§ **THE PROBLEM**:
Set out every line bearing the string "comment".

-- begin --

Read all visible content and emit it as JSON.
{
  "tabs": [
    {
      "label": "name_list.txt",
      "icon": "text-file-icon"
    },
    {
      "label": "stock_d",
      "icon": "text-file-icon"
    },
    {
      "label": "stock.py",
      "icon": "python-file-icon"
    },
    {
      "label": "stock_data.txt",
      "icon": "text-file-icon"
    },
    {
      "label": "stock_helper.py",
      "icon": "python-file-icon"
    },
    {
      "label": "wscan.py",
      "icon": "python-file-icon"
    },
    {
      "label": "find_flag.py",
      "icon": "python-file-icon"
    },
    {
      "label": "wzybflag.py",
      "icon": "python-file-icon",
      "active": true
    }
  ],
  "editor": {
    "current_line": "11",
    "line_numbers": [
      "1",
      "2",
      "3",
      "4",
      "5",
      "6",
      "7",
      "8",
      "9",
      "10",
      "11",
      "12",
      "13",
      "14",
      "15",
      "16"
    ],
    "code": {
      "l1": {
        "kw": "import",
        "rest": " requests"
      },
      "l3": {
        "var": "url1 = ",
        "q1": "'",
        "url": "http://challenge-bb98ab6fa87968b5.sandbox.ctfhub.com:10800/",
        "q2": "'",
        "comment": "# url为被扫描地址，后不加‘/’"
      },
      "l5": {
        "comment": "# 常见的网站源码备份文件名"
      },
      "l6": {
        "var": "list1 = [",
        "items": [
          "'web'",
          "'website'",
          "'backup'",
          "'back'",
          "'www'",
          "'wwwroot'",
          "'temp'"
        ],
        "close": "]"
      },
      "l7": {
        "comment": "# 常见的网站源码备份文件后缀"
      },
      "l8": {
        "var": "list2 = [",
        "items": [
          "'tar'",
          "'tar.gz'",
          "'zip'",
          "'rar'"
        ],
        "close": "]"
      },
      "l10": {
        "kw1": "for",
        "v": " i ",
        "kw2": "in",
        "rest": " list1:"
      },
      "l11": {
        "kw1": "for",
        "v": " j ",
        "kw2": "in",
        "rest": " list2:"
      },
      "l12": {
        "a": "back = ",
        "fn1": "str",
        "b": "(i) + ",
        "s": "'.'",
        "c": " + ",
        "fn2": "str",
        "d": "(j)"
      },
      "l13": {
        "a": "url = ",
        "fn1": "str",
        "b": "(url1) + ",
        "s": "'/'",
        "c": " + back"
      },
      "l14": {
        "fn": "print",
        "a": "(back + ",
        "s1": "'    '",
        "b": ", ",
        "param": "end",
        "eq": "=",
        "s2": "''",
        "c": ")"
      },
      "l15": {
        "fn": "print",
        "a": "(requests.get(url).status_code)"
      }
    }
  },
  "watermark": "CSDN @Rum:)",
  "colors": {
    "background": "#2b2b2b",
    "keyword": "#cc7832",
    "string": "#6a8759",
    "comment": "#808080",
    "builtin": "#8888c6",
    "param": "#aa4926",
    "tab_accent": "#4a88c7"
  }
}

-- end --

§ **SOLUTION TO THE PROBLEM**:
        "comment": "# url为被扫描地址，后不加‘/’"
        "comment": "# 常见的网站源码备份文件名"
        "comment": "# 常见的网站源码备份文件后缀"
    "comment": "#808080",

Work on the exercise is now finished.